Copy every line of the records below that holds the word "into".

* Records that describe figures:
>>>>

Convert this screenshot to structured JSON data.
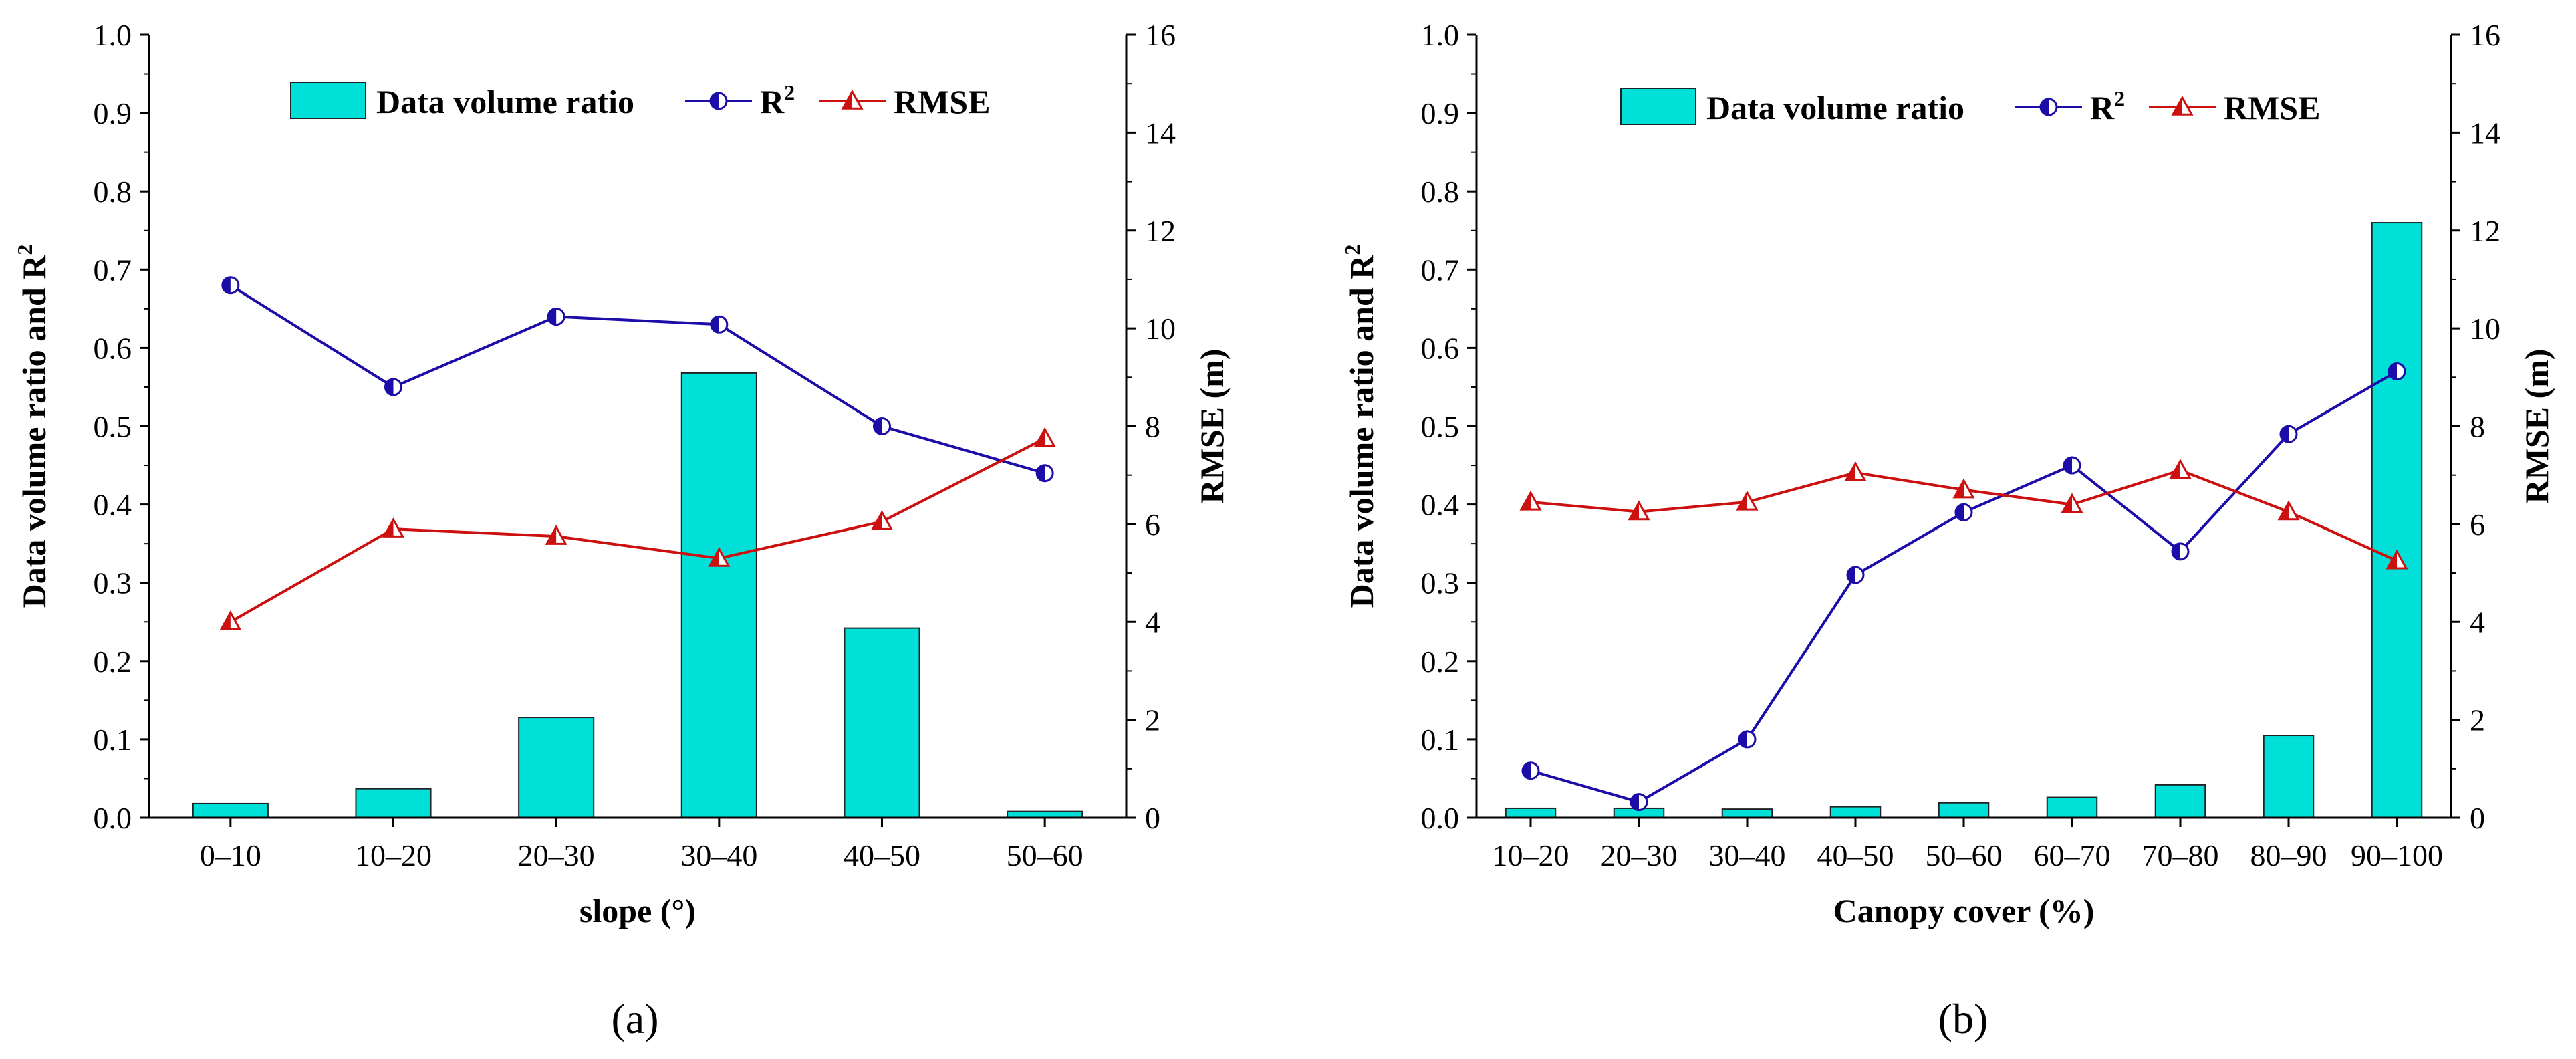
{
  "chart_data": [
    {
      "type": "bar+line",
      "panel_label": "(a)",
      "categories": [
        "0–10",
        "10–20",
        "20–30",
        "30–40",
        "40–50",
        "50–60"
      ],
      "series": [
        {
          "name": "Data volume ratio",
          "axis": "left",
          "kind": "bar",
          "color": "#00e0d8",
          "values": [
            0.018,
            0.037,
            0.128,
            0.568,
            0.242,
            0.008
          ]
        },
        {
          "name": "R",
          "sup": "2",
          "axis": "left",
          "kind": "line",
          "marker": "half-circle",
          "color": "#1c0ca8",
          "values": [
            0.68,
            0.55,
            0.64,
            0.63,
            0.5,
            0.44
          ]
        },
        {
          "name": "RMSE",
          "axis": "right",
          "kind": "line",
          "marker": "triangle",
          "color": "#cc1010",
          "values": [
            4.0,
            5.9,
            5.75,
            5.3,
            6.05,
            7.75
          ]
        }
      ],
      "xlabel": "slope (°)",
      "ylabel_left": "Data volume ratio and R",
      "ylabel_left_sup": "2",
      "ylabel_right": "RMSE (m)",
      "ylim_left": [
        0,
        1.0
      ],
      "ylim_right": [
        0,
        16
      ],
      "yticks_left": [
        "0.0",
        "0.1",
        "0.2",
        "0.3",
        "0.4",
        "0.5",
        "0.6",
        "0.7",
        "0.8",
        "0.9",
        "1.0"
      ],
      "yticks_right": [
        "0",
        "2",
        "4",
        "6",
        "8",
        "10",
        "12",
        "14",
        "16"
      ],
      "legend_position": "top-center",
      "grid": false
    },
    {
      "type": "bar+line",
      "panel_label": "(b)",
      "categories": [
        "10–20",
        "20–30",
        "30–40",
        "40–50",
        "50–60",
        "60–70",
        "70–80",
        "80–90",
        "90–100"
      ],
      "series": [
        {
          "name": "Data volume ratio",
          "axis": "left",
          "kind": "bar",
          "color": "#00e0d8",
          "values": [
            0.012,
            0.012,
            0.011,
            0.014,
            0.019,
            0.026,
            0.042,
            0.105,
            0.76
          ]
        },
        {
          "name": "R",
          "sup": "2",
          "axis": "left",
          "kind": "line",
          "marker": "half-circle",
          "color": "#1c0ca8",
          "values": [
            0.06,
            0.02,
            0.1,
            0.31,
            0.39,
            0.45,
            0.34,
            0.49,
            0.57
          ]
        },
        {
          "name": "RMSE",
          "axis": "right",
          "kind": "line",
          "marker": "triangle",
          "color": "#cc1010",
          "values": [
            6.45,
            6.25,
            6.45,
            7.05,
            6.7,
            6.4,
            7.1,
            6.25,
            5.25
          ]
        }
      ],
      "xlabel": "Canopy cover (%)",
      "ylabel_left": "Data volume ratio and R",
      "ylabel_left_sup": "2",
      "ylabel_right": "RMSE (m)",
      "ylim_left": [
        0,
        1.0
      ],
      "ylim_right": [
        0,
        16
      ],
      "yticks_left": [
        "0.0",
        "0.1",
        "0.2",
        "0.3",
        "0.4",
        "0.5",
        "0.6",
        "0.7",
        "0.8",
        "0.9",
        "1.0"
      ],
      "yticks_right": [
        "0",
        "2",
        "4",
        "6",
        "8",
        "10",
        "12",
        "14",
        "16"
      ],
      "legend_position": "top-center",
      "grid": false
    }
  ]
}
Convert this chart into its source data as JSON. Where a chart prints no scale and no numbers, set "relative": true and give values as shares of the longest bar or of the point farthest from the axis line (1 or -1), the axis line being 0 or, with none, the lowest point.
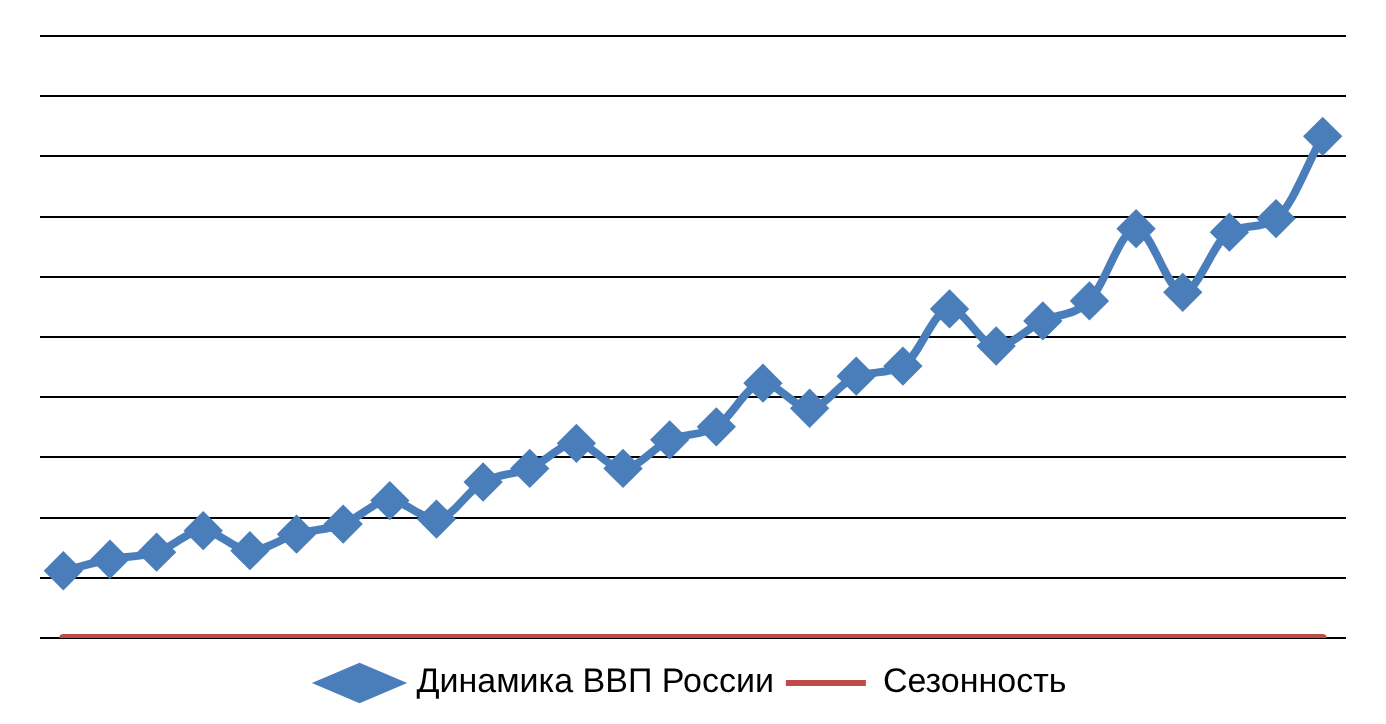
{
  "chart_data": {
    "type": "line",
    "relative": true,
    "grid": "y",
    "legend": "bottom",
    "line_style": "solid",
    "categories": [
      null,
      null,
      null,
      null,
      null,
      null,
      null,
      null,
      null,
      null,
      null,
      null,
      null,
      null,
      null,
      null,
      null,
      null,
      null,
      null,
      null,
      null,
      null,
      null,
      null,
      null,
      null,
      null
    ],
    "series": [
      {
        "name": "Динамика ВВП России",
        "color": "#4a7ebb",
        "marker": "diamond",
        "values": [
          0.134,
          0.157,
          0.171,
          0.214,
          0.174,
          0.207,
          0.227,
          0.274,
          0.237,
          0.311,
          0.338,
          0.388,
          0.338,
          0.395,
          0.421,
          0.508,
          0.458,
          0.522,
          0.542,
          0.656,
          0.582,
          0.632,
          0.672,
          0.816,
          0.689,
          0.809,
          0.836,
          1
        ]
      },
      {
        "name": "Сезонность",
        "color": "#be4b48",
        "marker": "none",
        "values": [
          0,
          0,
          0,
          0,
          0,
          0,
          0,
          0,
          0,
          0,
          0,
          0,
          0,
          0,
          0,
          0,
          0,
          0,
          0,
          0,
          0,
          0,
          0,
          0,
          0,
          0,
          0,
          0
        ]
      }
    ]
  }
}
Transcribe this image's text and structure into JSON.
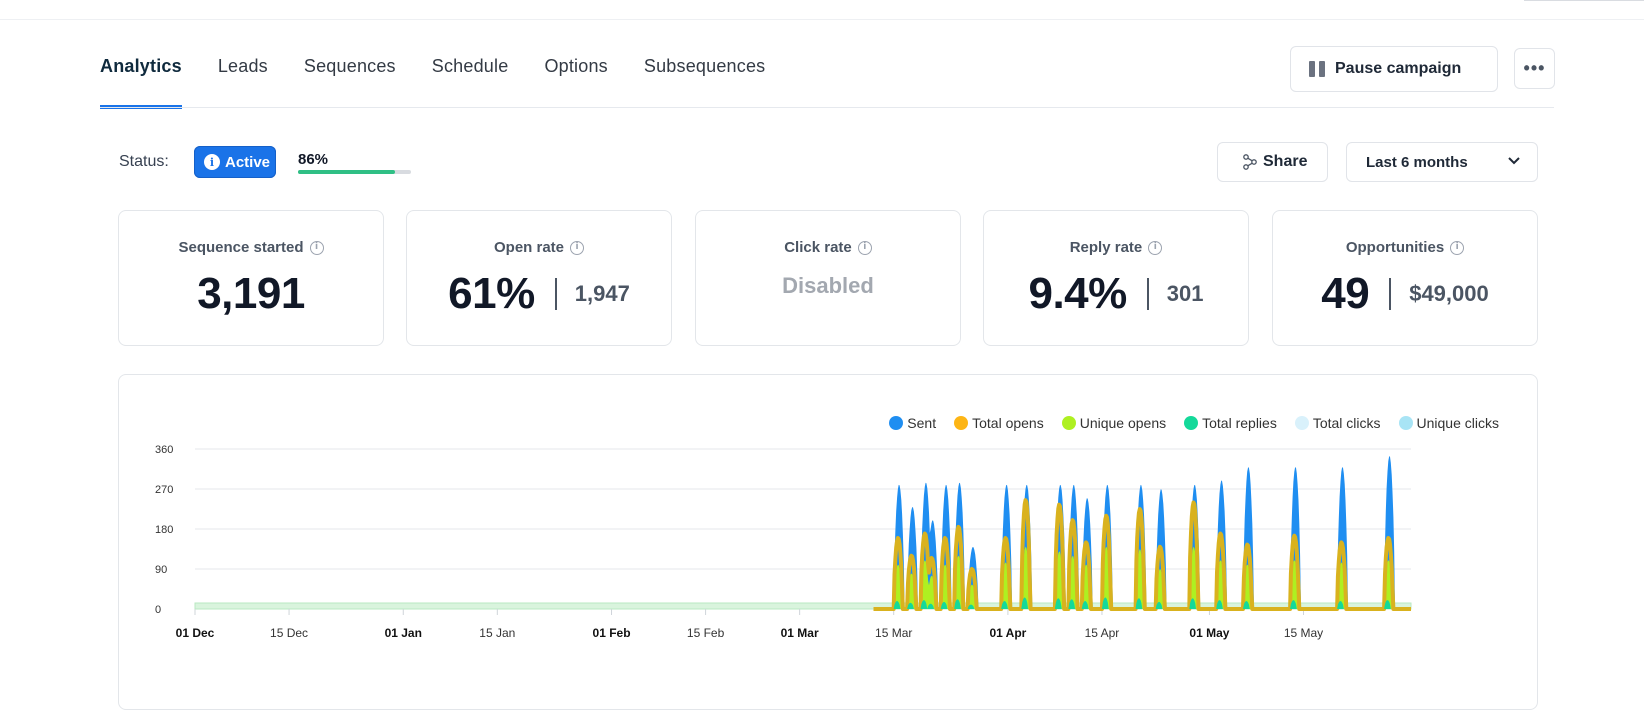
{
  "tabs": [
    {
      "label": "Analytics",
      "active": true
    },
    {
      "label": "Leads",
      "active": false
    },
    {
      "label": "Sequences",
      "active": false
    },
    {
      "label": "Schedule",
      "active": false
    },
    {
      "label": "Options",
      "active": false
    },
    {
      "label": "Subsequences",
      "active": false
    }
  ],
  "header": {
    "pause_label": "Pause campaign",
    "more_label": "•••"
  },
  "status": {
    "label": "Status:",
    "badge": "Active",
    "progress_label": "86%",
    "progress_value": 86
  },
  "toolbar": {
    "share_label": "Share",
    "range_value": "Last 6 months"
  },
  "cards": {
    "sequence_started": {
      "label": "Sequence started",
      "value": "3,191"
    },
    "open_rate": {
      "label": "Open rate",
      "value": "61%",
      "secondary": "1,947"
    },
    "click_rate": {
      "label": "Click rate",
      "value": "Disabled"
    },
    "reply_rate": {
      "label": "Reply rate",
      "value": "9.4%",
      "secondary": "301"
    },
    "opportunities": {
      "label": "Opportunities",
      "value": "49",
      "secondary": "$49,000"
    }
  },
  "colors": {
    "accent": "#1a73e8",
    "progress": "#2fbf85",
    "sent": "#1f8ef1",
    "total_opens": "#fdb515",
    "unique_opens": "#aef021",
    "total_replies": "#14d99a",
    "total_clicks": "#d9f1fb",
    "unique_clicks": "#a8e4f5"
  },
  "chart_data": {
    "type": "area",
    "legend_position": "top-right",
    "grid": true,
    "series": [
      {
        "name": "Sent",
        "color": "#1f8ef1"
      },
      {
        "name": "Total opens",
        "color": "#fdb515"
      },
      {
        "name": "Unique opens",
        "color": "#aef021"
      },
      {
        "name": "Total replies",
        "color": "#14d99a"
      },
      {
        "name": "Total clicks",
        "color": "#d9f1fb"
      },
      {
        "name": "Unique clicks",
        "color": "#a8e4f5"
      }
    ],
    "yticks": [
      0,
      90,
      180,
      270,
      360
    ],
    "ylim": [
      0,
      360
    ],
    "xticks": [
      {
        "label": "01 Dec",
        "bold": true
      },
      {
        "label": "15 Dec",
        "bold": false
      },
      {
        "label": "01 Jan",
        "bold": true
      },
      {
        "label": "15 Jan",
        "bold": false
      },
      {
        "label": "01 Feb",
        "bold": true
      },
      {
        "label": "15 Feb",
        "bold": false
      },
      {
        "label": "01 Mar",
        "bold": true
      },
      {
        "label": "15 Mar",
        "bold": false
      },
      {
        "label": "01 Apr",
        "bold": true
      },
      {
        "label": "15 Apr",
        "bold": false
      },
      {
        "label": "01 May",
        "bold": true
      },
      {
        "label": "15 May",
        "bold": false
      }
    ],
    "bursts": [
      {
        "start": "2023-03-15",
        "sent": 280,
        "opens": 160,
        "unique": 100,
        "replies": 18
      },
      {
        "start": "2023-03-17",
        "sent": 230,
        "opens": 120,
        "unique": 80,
        "replies": 14
      },
      {
        "start": "2023-03-19",
        "sent": 285,
        "opens": 170,
        "unique": 110,
        "replies": 20
      },
      {
        "start": "2023-03-20",
        "sent": 200,
        "opens": 115,
        "unique": 75,
        "replies": 12
      },
      {
        "start": "2023-03-22",
        "sent": 280,
        "opens": 160,
        "unique": 100,
        "replies": 16
      },
      {
        "start": "2023-03-24",
        "sent": 285,
        "opens": 185,
        "unique": 120,
        "replies": 22
      },
      {
        "start": "2023-03-26",
        "sent": 140,
        "opens": 90,
        "unique": 55,
        "replies": 10
      },
      {
        "start": "2023-03-31",
        "sent": 280,
        "opens": 160,
        "unique": 105,
        "replies": 18
      },
      {
        "start": "2023-04-03",
        "sent": 280,
        "opens": 245,
        "unique": 140,
        "replies": 26
      },
      {
        "start": "2023-04-08",
        "sent": 280,
        "opens": 235,
        "unique": 130,
        "replies": 24
      },
      {
        "start": "2023-04-10",
        "sent": 280,
        "opens": 200,
        "unique": 120,
        "replies": 22
      },
      {
        "start": "2023-04-12",
        "sent": 250,
        "opens": 150,
        "unique": 100,
        "replies": 18
      },
      {
        "start": "2023-04-15",
        "sent": 280,
        "opens": 210,
        "unique": 140,
        "replies": 26
      },
      {
        "start": "2023-04-20",
        "sent": 280,
        "opens": 225,
        "unique": 135,
        "replies": 24
      },
      {
        "start": "2023-04-23",
        "sent": 270,
        "opens": 140,
        "unique": 90,
        "replies": 16
      },
      {
        "start": "2023-04-28",
        "sent": 280,
        "opens": 240,
        "unique": 140,
        "replies": 24
      },
      {
        "start": "2023-05-02",
        "sent": 290,
        "opens": 170,
        "unique": 110,
        "replies": 20
      },
      {
        "start": "2023-05-06",
        "sent": 320,
        "opens": 145,
        "unique": 100,
        "replies": 18
      },
      {
        "start": "2023-05-13",
        "sent": 320,
        "opens": 165,
        "unique": 110,
        "replies": 20
      },
      {
        "start": "2023-05-20",
        "sent": 320,
        "opens": 150,
        "unique": 105,
        "replies": 18
      },
      {
        "start": "2023-05-27",
        "sent": 345,
        "opens": 160,
        "unique": 110,
        "replies": 20
      }
    ]
  }
}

<<<<

* EXERCISE OUTPUT:
Convert this chart into its source data as JSON. Where a chart prints no scale and no numbers, set "relative": true and give values as shares of the longest bar or of the point farthest from the axis line (1 or -1), the axis line being 0 or, with none, the lowest point.
Transcribe this image's text and structure into JSON.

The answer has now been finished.